Records to use:
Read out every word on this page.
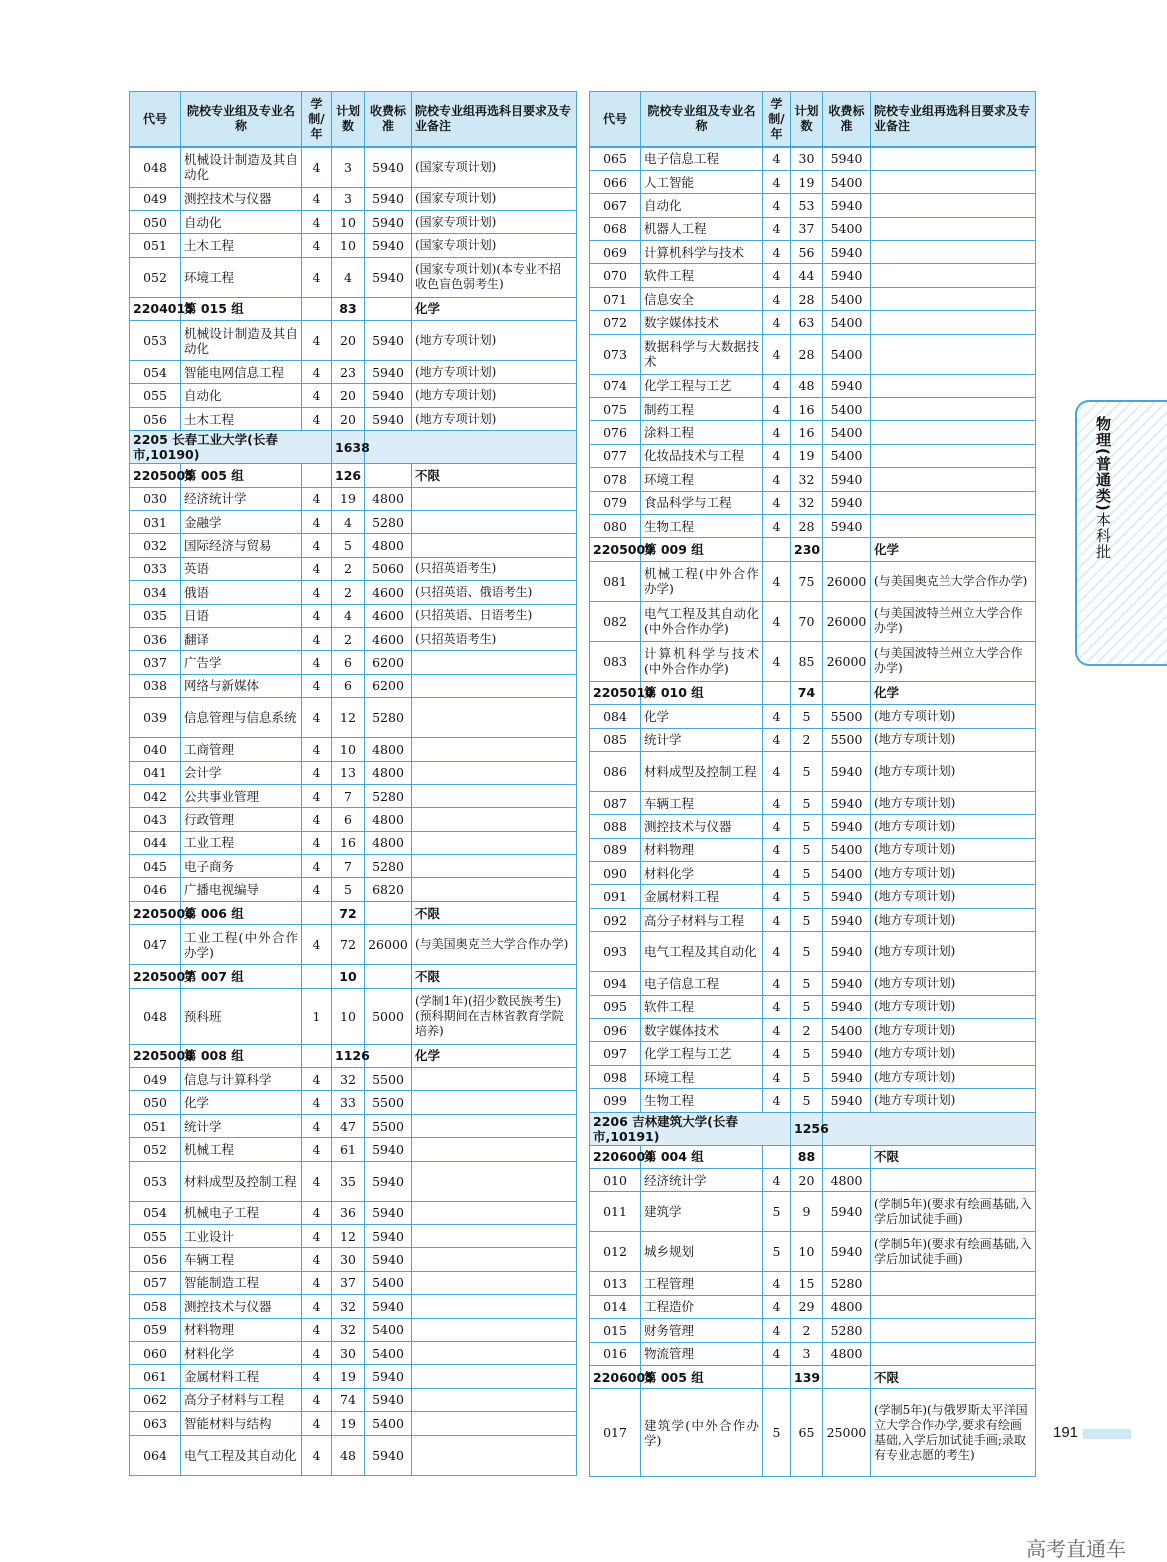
代号	院校专业组及专业名称	学制/年	计划数	收费标准	院校专业组再选科目要求及专业备注
048	机械设计制造及其自动化	4	3	5940	(国家专项计划)
049	测控技术与仪器	4	3	5940	(国家专项计划)
050	自动化	4	10	5940	(国家专项计划)
051	土木工程	4	10	5940	(国家专项计划)
052	环境工程	4	4	5940	(国家专项计划)(本专业不招收色盲色弱考生)
2204015	第 015 组		83		化学
053	机械设计制造及其自动化	4	20	5940	(地方专项计划)
054	智能电网信息工程	4	23	5940	(地方专项计划)
055	自动化	4	20	5940	(地方专项计划)
056	土木工程	4	20	5940	(地方专项计划)
2205 长春工业大学(长春市,10190)			1638		
2205005	第 005 组		126		不限
030	经济统计学	4	19	4800	
031	金融学	4	4	5280	
032	国际经济与贸易	4	5	4800	
033	英语	4	2	5060	(只招英语考生)
034	俄语	4	2	4600	(只招英语、俄语考生)
035	日语	4	4	4600	(只招英语、日语考生)
036	翻译	4	2	4600	(只招英语考生)
037	广告学	4	6	6200	
038	网络与新媒体	4	6	6200	
039	信息管理与信息系统	4	12	5280	
040	工商管理	4	10	4800	
041	会计学	4	13	4800	
042	公共事业管理	4	7	5280	
043	行政管理	4	6	4800	
044	工业工程	4	16	4800	
045	电子商务	4	7	5280	
046	广播电视编导	4	5	6820	
2205006	第 006 组		72		不限
047	工业工程(中外合作办学)	4	72	26000	(与美国奥克兰大学合作办学)
2205007	第 007 组		10		不限
048	预科班	1	10	5000	(学制1年)(招少数民族考生)(预科期间在吉林省教育学院培养)
2205008	第 008 组		1126		化学
049	信息与计算科学	4	32	5500	
050	化学	4	33	5500	
051	统计学	4	47	5500	
052	机械工程	4	61	5940	
053	材料成型及控制工程	4	35	5940	
054	机械电子工程	4	36	5940	
055	工业设计	4	12	5940	
056	车辆工程	4	30	5940	
057	智能制造工程	4	37	5400	
058	测控技术与仪器	4	32	5940	
059	材料物理	4	32	5400	
060	材料化学	4	30	5400	
061	金属材料工程	4	19	5940	
062	高分子材料与工程	4	74	5940	
063	智能材料与结构	4	19	5400	
064	电气工程及其自动化	4	48	5940	
代号	院校专业组及专业名称	学制/年	计划数	收费标准	院校专业组再选科目要求及专业备注
065	电子信息工程	4	30	5940	
066	人工智能	4	19	5400	
067	自动化	4	53	5940	
068	机器人工程	4	37	5400	
069	计算机科学与技术	4	56	5940	
070	软件工程	4	44	5940	
071	信息安全	4	28	5400	
072	数字媒体技术	4	63	5400	
073	数据科学与大数据技术	4	28	5400	
074	化学工程与工艺	4	48	5940	
075	制药工程	4	16	5400	
076	涂料工程	4	16	5400	
077	化妆品技术与工程	4	19	5400	
078	环境工程	4	32	5940	
079	食品科学与工程	4	32	5940	
080	生物工程	4	28	5940	
2205009	第 009 组		230		化学
081	机械工程(中外合作办学)	4	75	26000	(与美国奥克兰大学合作办学)
082	电气工程及其自动化(中外合作办学)	4	70	26000	(与美国波特兰州立大学合作办学)
083	计算机科学与技术(中外合作办学)	4	85	26000	(与美国波特兰州立大学合作办学)
2205010	第 010 组		74		化学
084	化学	4	5	5500	(地方专项计划)
085	统计学	4	2	5500	(地方专项计划)
086	材料成型及控制工程	4	5	5940	(地方专项计划)
087	车辆工程	4	5	5940	(地方专项计划)
088	测控技术与仪器	4	5	5940	(地方专项计划)
089	材料物理	4	5	5400	(地方专项计划)
090	材料化学	4	5	5400	(地方专项计划)
091	金属材料工程	4	5	5940	(地方专项计划)
092	高分子材料与工程	4	5	5940	(地方专项计划)
093	电气工程及其自动化	4	5	5940	(地方专项计划)
094	电子信息工程	4	5	5940	(地方专项计划)
095	软件工程	4	5	5940	(地方专项计划)
096	数字媒体技术	4	2	5400	(地方专项计划)
097	化学工程与工艺	4	5	5940	(地方专项计划)
098	环境工程	4	5	5940	(地方专项计划)
099	生物工程	4	5	5940	(地方专项计划)
2206 吉林建筑大学(长春市,10191)			1256		
2206004	第 004 组		88		不限
010	经济统计学	4	20	4800	
011	建筑学	5	9	5940	(学制5年)(要求有绘画基础,入学后加试徒手画)
012	城乡规划	5	10	5940	(学制5年)(要求有绘画基础,入学后加试徒手画)
013	工程管理	4	15	5280	
014	工程造价	4	29	4800	
015	财务管理	4	2	5280	
016	物流管理	4	3	4800	
2206005	第 005 组		139		不限
017	建筑学(中外合作办学)	5	65	25000	(学制5年)(与俄罗斯太平洋国立大学合作办学,要求有绘画基础,入学后加试徒手画;录取有专业志愿的考生)
物理(普通类)本科批
191
高考直通车
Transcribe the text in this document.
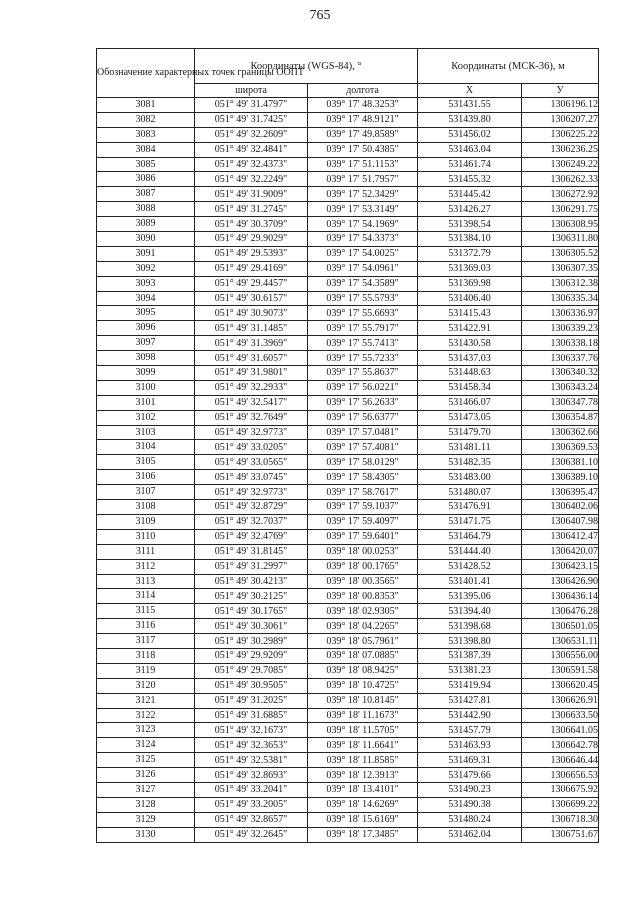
765
Обозначение характерных точек границы ООПТ	Координаты (WGS-84), °		Координаты (МСК-36), м	
	широта	долгота	X	У
3081	051° 49' 31.4797"	039° 17' 48.3253"	531431.55	1306196.12
3082	051° 49' 31.7425"	039° 17' 48.9121"	531439.80	1306207.27
3083	051° 49' 32.2609"	039° 17' 49.8589"	531456.02	1306225.22
3084	051° 49' 32.4841"	039° 17' 50.4385"	531463.04	1306236.25
3085	051° 49' 32.4373"	039° 17' 51.1153"	531461.74	1306249.22
3086	051° 49' 32.2249"	039° 17' 51.7957"	531455.32	1306262.33
3087	051° 49' 31.9009"	039° 17' 52.3429"	531445.42	1306272.92
3088	051° 49' 31.2745"	039° 17' 53.3149"	531426.27	1306291.75
3089	051° 49' 30.3709"	039° 17' 54.1969"	531398.54	1306308.95
3090	051° 49' 29.9029"	039° 17' 54.3373"	531384.10	1306311.80
3091	051° 49' 29.5393"	039° 17' 54.0025"	531372.79	1306305.52
3092	051° 49' 29.4169"	039° 17' 54.0961"	531369.03	1306307.35
3093	051° 49' 29.4457"	039° 17' 54.3589"	531369.98	1306312.38
3094	051° 49' 30.6157"	039° 17' 55.5793"	531406.40	1306335.34
3095	051° 49' 30.9073"	039° 17' 55.6693"	531415.43	1306336.97
3096	051° 49' 31.1485"	039° 17' 55.7917"	531422.91	1306339.23
3097	051° 49' 31.3969"	039° 17' 55.7413"	531430.58	1306338.18
3098	051° 49' 31.6057"	039° 17' 55.7233"	531437.03	1306337.76
3099	051° 49' 31.9801"	039° 17' 55.8637"	531448.63	1306340.32
3100	051° 49' 32.2933"	039° 17' 56.0221"	531458.34	1306343.24
3101	051° 49' 32.5417"	039° 17' 56.2633"	531466.07	1306347.78
3102	051° 49' 32.7649"	039° 17' 56.6377"	531473.05	1306354.87
3103	051° 49' 32.9773"	039° 17' 57.0481"	531479.70	1306362.66
3104	051° 49' 33.0205"	039° 17' 57.4081"	531481.11	1306369.53
3105	051° 49' 33.0565"	039° 17' 58.0129"	531482.35	1306381.10
3106	051° 49' 33.0745"	039° 17' 58.4305"	531483.00	1306389.10
3107	051° 49' 32.9773"	039° 17' 58.7617"	531480.07	1306395.47
3108	051° 49' 32.8729"	039° 17' 59.1037"	531476.91	1306402.06
3109	051° 49' 32.7037"	039° 17' 59.4097"	531471.75	1306407.98
3110	051° 49' 32.4769"	039° 17' 59.6401"	531464.79	1306412.47
3111	051° 49' 31.8145"	039° 18' 00.0253"	531444.40	1306420.07
3112	051° 49' 31.2997"	039° 18' 00.1765"	531428.52	1306423.15
3113	051° 49' 30.4213"	039° 18' 00.3565"	531401.41	1306426.90
3114	051° 49' 30.2125"	039° 18' 00.8353"	531395.06	1306436.14
3115	051° 49' 30.1765"	039° 18' 02.9305"	531394.40	1306476.28
3116	051° 49' 30.3061"	039° 18' 04.2265"	531398.68	1306501.05
3117	051° 49' 30.2989"	039° 18' 05.7961"	531398.80	1306531.11
3118	051° 49' 29.9209"	039° 18' 07.0885"	531387.39	1306556.00
3119	051° 49' 29.7085"	039° 18' 08.9425"	531381.23	1306591.58
3120	051° 49' 30.9505"	039° 18' 10.4725"	531419.94	1306620.45
3121	051° 49' 31.2025"	039° 18' 10.8145"	531427.81	1306626.91
3122	051° 49' 31.6885"	039° 18' 11.1673"	531442.90	1306633.50
3123	051° 49' 32.1673"	039° 18' 11.5705"	531457.79	1306641.05
3124	051° 49' 32.3653"	039° 18' 11.6641"	531463.93	1306642.78
3125	051° 49' 32.5381"	039° 18' 11.8585"	531469.31	1306646.44
3126	051° 49' 32.8693"	039° 18' 12.3913"	531479.66	1306656.53
3127	051° 49' 33.2041"	039° 18' 13.4101"	531490.23	1306675.92
3128	051° 49' 33.2005"	039° 18' 14.6269"	531490.38	1306699.22
3129	051° 49' 32.8657"	039° 18' 15.6169"	531480.24	1306718.30
3130	051° 49' 32.2645"	039° 18' 17.3485"	531462.04	1306751.67
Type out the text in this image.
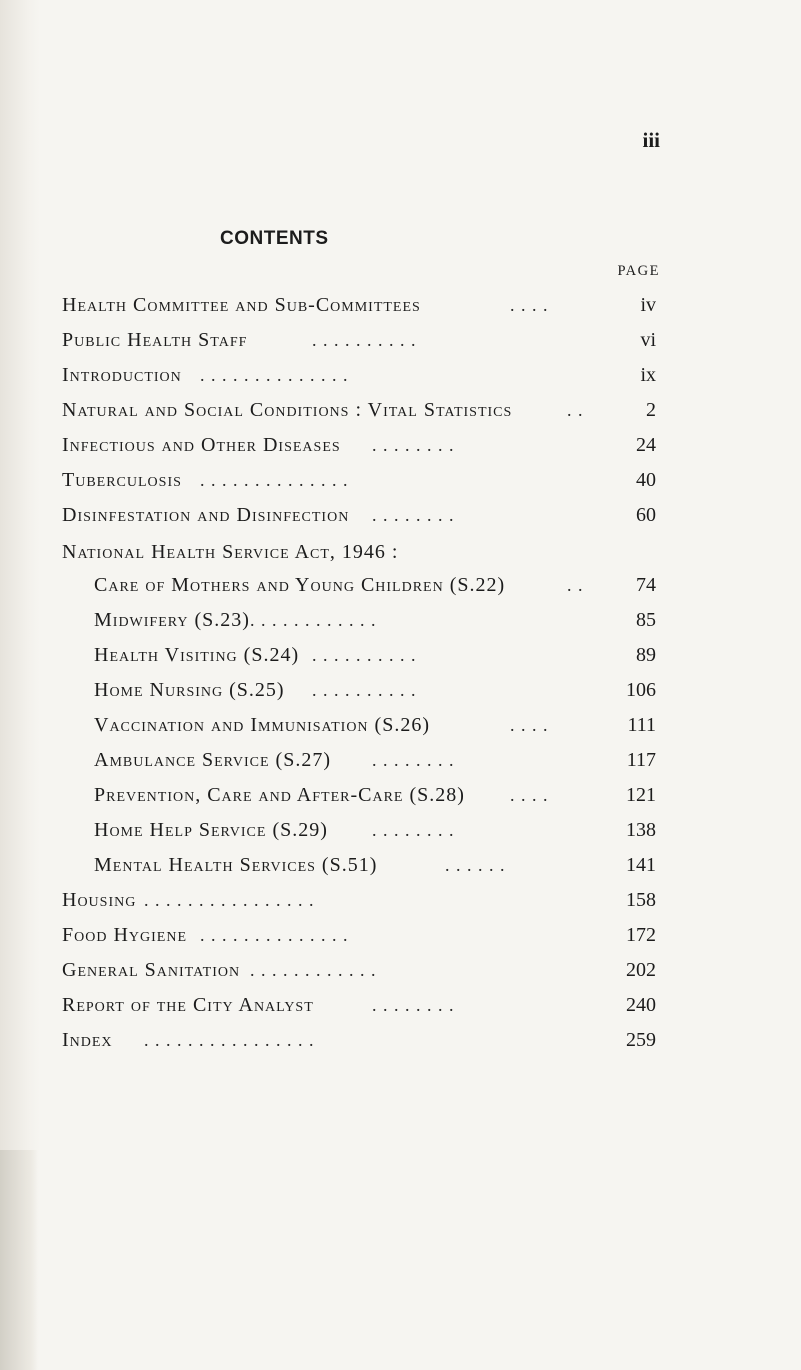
iii
CONTENTS
PAGE
Health Committee and Sub-Committees	. . . .	iv
Public Health Staff	. . . . . . . . . .	vi
Introduction . . . . . . . . . . . . . .	ix
Natural and Social Conditions : Vital Statistics	. .	2
Infectious and Other Diseases . . . . . . . .	24
Tuberculosis . . . . . . . . . . . . . .	40
Disinfestation and Disinfection . . . . . . . .	60
National Health Service Act, 1946 :
Care of Mothers and Young Children (S.22)	. .	74
Midwifery (S.23) . . . . . . . . . . . .	85
Health Visiting (S.24) . . . . . . . . . .	89
Home Nursing (S.25) . . . . . . . . . .	106
Vaccination and Immunisation (S.26)	. . . .	111
Ambulance Service (S.27) . . . . . . . .	117
Prevention, Care and After-Care (S.28)	. . . .	121
Home Help Service (S.29) . . . . . . . .	138
Mental Health Services (S.51)	. . . . . .	141
Housing . . . . . . . . . . . . . . . .	158
Food Hygiene . . . . . . . . . . . . . .	172
General Sanitation . . . . . . . . . . . .	202
Report of the City Analyst	. . . . . . . .	240
Index . . . . . . . . . . . . . . . .	259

Task objective: Find each line holding the word "测控技术与仪器" and copy it.

Solution below:
049	测控技术与仪器	4	3	5940	(国家专项计划)
058	测控技术与仪器	4	32	5940	
088	测控技术与仪器	4	5	5940	(地方专项计划)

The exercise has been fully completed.